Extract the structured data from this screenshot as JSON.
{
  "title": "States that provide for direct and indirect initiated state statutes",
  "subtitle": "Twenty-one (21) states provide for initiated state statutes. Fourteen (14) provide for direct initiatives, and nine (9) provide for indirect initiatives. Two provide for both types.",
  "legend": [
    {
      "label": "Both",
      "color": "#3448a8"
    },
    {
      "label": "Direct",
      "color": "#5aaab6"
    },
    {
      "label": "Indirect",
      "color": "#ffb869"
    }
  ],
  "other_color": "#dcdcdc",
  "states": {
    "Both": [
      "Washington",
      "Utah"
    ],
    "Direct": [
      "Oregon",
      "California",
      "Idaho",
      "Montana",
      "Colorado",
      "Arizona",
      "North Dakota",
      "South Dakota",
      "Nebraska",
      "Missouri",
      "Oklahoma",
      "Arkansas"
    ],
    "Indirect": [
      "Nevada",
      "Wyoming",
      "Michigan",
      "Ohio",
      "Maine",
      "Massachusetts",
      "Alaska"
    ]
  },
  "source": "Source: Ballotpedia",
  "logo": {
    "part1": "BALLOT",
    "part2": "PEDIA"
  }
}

==

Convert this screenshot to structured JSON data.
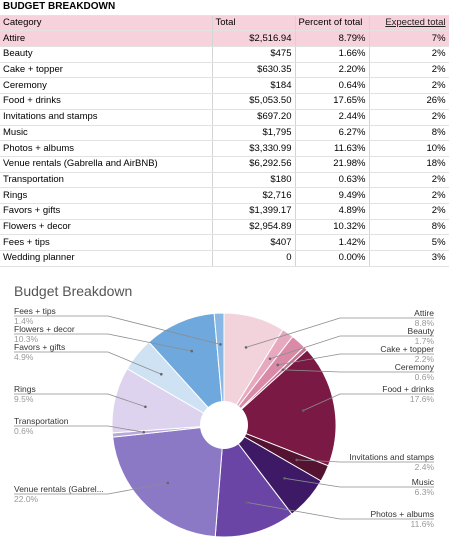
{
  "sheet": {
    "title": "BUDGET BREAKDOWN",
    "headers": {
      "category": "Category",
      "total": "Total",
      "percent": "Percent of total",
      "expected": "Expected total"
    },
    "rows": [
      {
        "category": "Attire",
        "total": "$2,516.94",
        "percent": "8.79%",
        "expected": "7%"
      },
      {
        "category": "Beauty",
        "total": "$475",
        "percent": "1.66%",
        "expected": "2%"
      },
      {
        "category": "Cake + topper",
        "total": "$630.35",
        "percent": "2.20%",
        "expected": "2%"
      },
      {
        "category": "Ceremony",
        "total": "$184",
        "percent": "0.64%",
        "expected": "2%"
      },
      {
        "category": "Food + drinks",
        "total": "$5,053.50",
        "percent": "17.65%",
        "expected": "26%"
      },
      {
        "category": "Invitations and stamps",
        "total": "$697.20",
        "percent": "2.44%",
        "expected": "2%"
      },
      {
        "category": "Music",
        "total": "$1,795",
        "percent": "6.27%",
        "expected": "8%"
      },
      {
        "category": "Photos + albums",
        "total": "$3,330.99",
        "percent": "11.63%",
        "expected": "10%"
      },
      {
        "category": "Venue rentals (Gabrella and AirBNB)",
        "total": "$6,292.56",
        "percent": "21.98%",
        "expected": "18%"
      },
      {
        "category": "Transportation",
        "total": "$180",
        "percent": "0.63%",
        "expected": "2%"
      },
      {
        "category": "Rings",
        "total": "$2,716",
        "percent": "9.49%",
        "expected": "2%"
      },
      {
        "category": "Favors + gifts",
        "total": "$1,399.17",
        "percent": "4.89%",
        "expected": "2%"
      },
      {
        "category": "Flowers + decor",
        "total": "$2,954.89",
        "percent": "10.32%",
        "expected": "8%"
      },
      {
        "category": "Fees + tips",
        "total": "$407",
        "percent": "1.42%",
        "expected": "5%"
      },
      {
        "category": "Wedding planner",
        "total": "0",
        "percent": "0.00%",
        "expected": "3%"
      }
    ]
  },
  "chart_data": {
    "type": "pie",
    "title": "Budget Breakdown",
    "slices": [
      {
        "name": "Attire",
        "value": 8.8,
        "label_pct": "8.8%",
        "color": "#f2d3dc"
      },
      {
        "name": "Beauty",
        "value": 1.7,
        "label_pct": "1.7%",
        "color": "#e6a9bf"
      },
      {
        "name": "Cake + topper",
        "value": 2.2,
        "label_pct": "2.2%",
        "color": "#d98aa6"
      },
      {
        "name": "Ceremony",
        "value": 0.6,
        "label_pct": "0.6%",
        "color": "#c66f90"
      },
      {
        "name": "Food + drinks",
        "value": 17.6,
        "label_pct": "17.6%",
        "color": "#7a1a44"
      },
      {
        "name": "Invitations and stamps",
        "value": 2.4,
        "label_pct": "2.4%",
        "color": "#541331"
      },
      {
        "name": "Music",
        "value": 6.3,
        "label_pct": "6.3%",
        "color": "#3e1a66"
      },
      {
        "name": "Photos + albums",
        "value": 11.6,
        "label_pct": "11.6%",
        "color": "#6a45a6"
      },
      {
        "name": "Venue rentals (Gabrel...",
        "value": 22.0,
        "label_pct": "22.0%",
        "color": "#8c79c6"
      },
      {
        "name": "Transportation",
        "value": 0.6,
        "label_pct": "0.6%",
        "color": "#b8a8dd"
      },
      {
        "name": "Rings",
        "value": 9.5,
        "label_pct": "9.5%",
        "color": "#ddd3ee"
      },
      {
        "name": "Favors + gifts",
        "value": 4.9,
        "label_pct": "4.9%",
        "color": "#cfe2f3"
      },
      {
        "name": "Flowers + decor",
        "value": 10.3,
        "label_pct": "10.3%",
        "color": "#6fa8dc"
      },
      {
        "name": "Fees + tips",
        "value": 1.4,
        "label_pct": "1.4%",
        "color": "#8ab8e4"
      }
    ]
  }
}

**What is needed:** Each line that holds the word "initiated" is to be copied.

**The reply:**
  "title": "States that provide for direct and indirect initiated state statutes",
  "subtitle": "Twenty-one (21) states provide for initiated state statutes. Fourteen (14) provide for direct initiatives, and nine (9) provide for indirect initiatives. Two provide for both types.",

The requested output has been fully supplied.